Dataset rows
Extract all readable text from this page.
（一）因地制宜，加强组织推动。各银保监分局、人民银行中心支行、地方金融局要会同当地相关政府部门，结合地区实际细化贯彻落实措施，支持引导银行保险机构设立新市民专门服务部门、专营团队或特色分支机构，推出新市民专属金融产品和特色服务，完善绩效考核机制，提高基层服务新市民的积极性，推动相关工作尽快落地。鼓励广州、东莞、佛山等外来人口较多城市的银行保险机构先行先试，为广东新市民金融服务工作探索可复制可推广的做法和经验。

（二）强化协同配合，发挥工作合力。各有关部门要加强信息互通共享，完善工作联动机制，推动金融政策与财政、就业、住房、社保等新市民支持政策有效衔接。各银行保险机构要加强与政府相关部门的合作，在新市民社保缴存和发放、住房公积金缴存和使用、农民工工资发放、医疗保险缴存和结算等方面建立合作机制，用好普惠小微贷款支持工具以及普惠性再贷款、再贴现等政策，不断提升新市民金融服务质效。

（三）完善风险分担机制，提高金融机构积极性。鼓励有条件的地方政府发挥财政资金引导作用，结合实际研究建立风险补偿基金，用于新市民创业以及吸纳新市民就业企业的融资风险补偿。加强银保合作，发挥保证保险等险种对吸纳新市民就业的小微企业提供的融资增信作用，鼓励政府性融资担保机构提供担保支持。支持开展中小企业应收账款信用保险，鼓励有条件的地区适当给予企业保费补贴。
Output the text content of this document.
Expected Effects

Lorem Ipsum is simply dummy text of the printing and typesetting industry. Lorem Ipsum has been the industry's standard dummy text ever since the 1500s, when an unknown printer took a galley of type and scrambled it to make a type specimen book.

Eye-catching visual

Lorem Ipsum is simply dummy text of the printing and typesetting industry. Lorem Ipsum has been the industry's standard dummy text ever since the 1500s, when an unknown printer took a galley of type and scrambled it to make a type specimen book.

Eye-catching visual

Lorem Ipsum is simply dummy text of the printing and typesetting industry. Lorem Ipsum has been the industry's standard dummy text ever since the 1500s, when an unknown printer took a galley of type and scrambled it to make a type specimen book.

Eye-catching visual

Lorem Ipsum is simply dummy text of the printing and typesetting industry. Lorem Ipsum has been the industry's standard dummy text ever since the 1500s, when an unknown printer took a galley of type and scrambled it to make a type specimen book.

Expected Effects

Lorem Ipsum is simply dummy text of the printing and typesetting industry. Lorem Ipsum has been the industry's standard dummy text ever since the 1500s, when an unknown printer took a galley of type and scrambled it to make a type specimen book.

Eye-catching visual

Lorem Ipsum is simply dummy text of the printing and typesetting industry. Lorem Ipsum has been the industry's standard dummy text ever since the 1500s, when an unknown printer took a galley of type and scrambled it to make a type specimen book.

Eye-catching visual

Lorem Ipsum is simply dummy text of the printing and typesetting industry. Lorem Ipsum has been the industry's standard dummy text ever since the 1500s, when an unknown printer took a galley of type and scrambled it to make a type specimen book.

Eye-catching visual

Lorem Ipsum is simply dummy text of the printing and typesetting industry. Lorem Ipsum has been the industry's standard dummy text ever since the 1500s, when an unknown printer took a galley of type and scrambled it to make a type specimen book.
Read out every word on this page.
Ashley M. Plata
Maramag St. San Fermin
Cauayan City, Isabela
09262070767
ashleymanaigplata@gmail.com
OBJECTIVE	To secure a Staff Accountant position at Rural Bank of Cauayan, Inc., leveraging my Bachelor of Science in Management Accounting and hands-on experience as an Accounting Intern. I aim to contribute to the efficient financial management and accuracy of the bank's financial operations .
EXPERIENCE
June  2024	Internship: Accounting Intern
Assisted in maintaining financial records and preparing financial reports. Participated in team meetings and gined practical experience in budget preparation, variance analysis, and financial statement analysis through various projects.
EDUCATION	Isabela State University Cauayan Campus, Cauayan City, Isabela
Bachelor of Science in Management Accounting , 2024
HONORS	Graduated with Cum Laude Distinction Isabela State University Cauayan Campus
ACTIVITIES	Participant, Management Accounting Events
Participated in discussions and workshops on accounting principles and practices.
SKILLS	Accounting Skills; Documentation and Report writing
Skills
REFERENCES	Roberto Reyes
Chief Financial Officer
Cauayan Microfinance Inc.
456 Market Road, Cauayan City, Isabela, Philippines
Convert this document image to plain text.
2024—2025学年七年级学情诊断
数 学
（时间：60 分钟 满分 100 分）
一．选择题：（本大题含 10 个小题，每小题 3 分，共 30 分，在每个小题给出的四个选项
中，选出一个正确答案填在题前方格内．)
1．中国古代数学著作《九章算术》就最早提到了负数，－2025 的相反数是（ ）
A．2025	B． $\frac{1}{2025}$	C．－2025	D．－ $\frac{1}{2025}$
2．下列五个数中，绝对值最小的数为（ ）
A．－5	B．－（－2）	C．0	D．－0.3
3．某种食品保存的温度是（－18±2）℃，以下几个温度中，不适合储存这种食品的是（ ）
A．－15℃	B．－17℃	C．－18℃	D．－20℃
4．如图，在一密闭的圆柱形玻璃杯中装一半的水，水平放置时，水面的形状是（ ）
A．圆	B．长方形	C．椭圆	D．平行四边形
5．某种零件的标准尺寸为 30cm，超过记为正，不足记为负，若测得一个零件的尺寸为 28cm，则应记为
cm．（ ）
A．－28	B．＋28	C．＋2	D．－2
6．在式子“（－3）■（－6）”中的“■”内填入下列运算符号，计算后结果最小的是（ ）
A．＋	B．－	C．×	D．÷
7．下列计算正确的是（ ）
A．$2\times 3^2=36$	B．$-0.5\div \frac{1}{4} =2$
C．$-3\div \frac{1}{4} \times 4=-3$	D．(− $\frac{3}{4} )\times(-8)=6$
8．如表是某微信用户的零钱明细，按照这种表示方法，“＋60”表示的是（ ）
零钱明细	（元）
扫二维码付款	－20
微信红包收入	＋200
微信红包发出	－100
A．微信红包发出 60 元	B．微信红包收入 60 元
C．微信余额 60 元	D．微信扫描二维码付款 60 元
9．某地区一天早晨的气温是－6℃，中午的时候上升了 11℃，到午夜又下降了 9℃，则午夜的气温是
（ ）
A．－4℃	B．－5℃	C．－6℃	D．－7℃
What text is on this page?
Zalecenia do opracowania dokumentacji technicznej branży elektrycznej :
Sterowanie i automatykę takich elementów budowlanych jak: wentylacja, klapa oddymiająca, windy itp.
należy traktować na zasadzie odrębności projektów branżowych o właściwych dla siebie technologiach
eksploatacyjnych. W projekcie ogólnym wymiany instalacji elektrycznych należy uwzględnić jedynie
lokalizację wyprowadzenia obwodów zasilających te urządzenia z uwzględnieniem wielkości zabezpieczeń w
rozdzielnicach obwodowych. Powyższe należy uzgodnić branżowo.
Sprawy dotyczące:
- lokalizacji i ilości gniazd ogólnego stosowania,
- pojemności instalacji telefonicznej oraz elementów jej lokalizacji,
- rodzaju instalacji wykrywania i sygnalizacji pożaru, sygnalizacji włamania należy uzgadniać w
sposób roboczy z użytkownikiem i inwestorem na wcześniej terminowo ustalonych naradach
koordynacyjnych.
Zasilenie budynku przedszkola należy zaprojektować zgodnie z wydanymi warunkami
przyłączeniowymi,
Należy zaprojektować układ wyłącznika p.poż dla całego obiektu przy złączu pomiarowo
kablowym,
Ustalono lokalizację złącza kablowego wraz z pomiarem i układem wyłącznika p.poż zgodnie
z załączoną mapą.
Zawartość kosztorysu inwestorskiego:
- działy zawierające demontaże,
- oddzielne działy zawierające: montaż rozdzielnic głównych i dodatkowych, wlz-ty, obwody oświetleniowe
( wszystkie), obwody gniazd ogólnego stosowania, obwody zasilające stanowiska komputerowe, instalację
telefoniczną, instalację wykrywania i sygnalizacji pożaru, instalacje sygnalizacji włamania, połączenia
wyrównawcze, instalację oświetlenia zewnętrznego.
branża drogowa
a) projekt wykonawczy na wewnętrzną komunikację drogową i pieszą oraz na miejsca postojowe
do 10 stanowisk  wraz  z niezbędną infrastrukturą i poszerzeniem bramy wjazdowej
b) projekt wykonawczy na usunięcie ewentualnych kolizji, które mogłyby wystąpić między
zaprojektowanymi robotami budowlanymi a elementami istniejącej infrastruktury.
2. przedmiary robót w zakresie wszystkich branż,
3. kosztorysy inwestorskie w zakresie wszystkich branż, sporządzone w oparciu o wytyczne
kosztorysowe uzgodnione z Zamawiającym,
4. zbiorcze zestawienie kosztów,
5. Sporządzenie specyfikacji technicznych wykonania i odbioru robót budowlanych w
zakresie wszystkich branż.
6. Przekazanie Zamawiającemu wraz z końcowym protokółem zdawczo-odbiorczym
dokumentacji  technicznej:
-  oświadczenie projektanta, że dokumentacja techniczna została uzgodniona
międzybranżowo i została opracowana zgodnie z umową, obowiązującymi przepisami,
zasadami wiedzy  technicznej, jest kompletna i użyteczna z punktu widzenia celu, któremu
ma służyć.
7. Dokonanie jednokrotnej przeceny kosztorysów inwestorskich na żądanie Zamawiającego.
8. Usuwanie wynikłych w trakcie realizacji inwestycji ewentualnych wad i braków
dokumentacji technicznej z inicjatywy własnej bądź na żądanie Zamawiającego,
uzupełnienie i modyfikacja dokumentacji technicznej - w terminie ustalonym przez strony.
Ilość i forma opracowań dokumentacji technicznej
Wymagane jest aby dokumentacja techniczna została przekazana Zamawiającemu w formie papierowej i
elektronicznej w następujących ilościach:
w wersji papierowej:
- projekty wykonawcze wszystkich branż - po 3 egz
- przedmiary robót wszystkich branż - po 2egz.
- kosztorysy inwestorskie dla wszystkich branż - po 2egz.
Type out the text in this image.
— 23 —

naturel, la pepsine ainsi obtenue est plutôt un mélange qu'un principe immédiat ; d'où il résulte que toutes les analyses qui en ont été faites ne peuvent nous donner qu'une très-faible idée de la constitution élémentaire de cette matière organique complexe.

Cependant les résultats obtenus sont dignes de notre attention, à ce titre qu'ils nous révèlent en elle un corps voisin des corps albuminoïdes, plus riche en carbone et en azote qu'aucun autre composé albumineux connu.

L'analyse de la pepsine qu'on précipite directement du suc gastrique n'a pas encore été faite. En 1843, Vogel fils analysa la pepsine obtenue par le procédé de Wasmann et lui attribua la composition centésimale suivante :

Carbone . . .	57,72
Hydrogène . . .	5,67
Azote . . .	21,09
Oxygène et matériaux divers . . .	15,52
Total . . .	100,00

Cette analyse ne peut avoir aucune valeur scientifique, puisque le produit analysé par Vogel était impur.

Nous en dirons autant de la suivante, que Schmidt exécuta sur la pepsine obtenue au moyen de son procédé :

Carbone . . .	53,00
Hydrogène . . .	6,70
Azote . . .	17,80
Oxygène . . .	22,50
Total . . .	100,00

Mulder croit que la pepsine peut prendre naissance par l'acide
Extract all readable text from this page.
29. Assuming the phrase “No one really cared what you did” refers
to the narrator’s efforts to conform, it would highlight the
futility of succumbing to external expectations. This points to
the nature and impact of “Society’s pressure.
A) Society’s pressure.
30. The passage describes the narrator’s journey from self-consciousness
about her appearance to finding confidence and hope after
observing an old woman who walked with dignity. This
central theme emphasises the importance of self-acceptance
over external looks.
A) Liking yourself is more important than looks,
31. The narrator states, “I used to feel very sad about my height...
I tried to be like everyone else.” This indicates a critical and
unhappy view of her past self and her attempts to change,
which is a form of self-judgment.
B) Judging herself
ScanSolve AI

Problem to solve
How many lines of the data contain the word "przedmiary"? Answer with the number alone.

Result of the exercise
2